━━━━━ MATERIAL FOR THE TASK ━━━━━

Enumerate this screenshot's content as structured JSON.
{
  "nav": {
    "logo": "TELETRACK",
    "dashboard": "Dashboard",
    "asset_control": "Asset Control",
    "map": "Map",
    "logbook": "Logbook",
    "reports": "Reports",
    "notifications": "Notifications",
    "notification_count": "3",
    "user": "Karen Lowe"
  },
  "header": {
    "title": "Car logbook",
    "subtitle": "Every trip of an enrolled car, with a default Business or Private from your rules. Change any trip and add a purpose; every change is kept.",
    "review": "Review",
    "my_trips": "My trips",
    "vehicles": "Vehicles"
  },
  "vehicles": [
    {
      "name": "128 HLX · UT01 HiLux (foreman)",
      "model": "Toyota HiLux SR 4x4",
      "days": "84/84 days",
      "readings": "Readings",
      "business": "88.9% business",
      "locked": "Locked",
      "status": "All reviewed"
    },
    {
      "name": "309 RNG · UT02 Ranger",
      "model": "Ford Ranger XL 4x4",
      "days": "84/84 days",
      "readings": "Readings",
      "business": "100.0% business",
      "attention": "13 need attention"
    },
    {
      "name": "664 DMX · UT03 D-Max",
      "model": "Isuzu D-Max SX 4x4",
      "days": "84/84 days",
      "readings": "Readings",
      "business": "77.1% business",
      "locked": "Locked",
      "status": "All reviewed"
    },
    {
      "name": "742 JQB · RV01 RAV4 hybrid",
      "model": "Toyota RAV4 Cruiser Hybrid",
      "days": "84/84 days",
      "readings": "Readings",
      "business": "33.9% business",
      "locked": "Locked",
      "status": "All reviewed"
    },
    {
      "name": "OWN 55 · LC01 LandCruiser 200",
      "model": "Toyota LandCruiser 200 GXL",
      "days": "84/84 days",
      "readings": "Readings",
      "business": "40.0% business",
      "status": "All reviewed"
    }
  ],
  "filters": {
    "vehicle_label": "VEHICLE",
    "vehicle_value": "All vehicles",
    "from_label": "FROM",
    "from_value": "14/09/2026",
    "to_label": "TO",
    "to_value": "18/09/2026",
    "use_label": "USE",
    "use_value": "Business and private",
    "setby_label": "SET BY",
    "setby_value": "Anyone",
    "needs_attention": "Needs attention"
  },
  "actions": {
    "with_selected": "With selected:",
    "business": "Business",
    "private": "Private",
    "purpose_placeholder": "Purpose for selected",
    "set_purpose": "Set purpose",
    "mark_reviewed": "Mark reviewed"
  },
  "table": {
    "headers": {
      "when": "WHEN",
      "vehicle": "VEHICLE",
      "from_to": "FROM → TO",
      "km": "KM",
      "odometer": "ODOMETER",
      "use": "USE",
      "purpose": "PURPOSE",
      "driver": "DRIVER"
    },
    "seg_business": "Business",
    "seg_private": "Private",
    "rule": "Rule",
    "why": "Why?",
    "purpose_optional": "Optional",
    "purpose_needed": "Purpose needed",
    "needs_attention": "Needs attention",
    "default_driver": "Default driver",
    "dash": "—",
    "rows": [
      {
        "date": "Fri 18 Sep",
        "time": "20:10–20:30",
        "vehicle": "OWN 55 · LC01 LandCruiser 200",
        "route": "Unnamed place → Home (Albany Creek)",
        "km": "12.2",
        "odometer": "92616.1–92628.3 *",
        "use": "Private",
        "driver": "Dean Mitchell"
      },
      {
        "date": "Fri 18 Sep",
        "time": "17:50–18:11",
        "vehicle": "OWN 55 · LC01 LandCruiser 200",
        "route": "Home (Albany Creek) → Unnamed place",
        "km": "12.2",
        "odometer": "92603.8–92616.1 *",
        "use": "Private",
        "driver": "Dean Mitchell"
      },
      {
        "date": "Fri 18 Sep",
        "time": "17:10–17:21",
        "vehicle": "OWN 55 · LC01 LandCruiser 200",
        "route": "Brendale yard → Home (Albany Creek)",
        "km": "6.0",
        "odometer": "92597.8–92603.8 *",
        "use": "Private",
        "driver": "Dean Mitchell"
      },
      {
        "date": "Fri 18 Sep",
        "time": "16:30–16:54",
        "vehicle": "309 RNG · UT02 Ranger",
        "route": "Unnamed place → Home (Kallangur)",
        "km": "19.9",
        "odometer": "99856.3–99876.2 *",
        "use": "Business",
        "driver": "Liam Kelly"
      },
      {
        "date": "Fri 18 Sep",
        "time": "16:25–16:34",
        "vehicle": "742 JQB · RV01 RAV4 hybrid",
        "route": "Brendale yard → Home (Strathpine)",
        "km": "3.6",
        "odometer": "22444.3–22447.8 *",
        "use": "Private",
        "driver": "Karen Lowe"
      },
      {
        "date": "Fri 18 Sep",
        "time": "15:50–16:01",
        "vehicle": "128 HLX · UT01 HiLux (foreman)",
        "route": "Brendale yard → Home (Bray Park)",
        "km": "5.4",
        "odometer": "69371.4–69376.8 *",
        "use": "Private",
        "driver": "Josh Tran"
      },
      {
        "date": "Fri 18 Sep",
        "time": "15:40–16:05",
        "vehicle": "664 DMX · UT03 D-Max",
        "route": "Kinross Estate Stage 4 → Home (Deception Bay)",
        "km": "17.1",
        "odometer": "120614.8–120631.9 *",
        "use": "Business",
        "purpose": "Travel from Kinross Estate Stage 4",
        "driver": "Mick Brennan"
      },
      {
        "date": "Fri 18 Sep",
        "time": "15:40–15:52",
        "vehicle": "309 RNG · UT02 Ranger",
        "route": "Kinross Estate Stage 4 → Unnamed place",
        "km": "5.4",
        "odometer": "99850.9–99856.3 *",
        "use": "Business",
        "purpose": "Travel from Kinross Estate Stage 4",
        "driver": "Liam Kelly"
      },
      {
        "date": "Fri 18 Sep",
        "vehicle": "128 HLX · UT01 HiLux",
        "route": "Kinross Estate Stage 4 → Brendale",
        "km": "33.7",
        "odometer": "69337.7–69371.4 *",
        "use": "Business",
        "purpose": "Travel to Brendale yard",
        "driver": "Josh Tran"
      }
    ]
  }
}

━━━━━

Show every line in the records above that contains the word "yard".

• OUTPUT FOR THIS TASK:
        "route": "Brendale yard → Home (Albany Creek)",
        "route": "Brendale yard → Home (Strathpine)",
        "route": "Brendale yard → Home (Bray Park)",
        "purpose": "Travel to Brendale yard",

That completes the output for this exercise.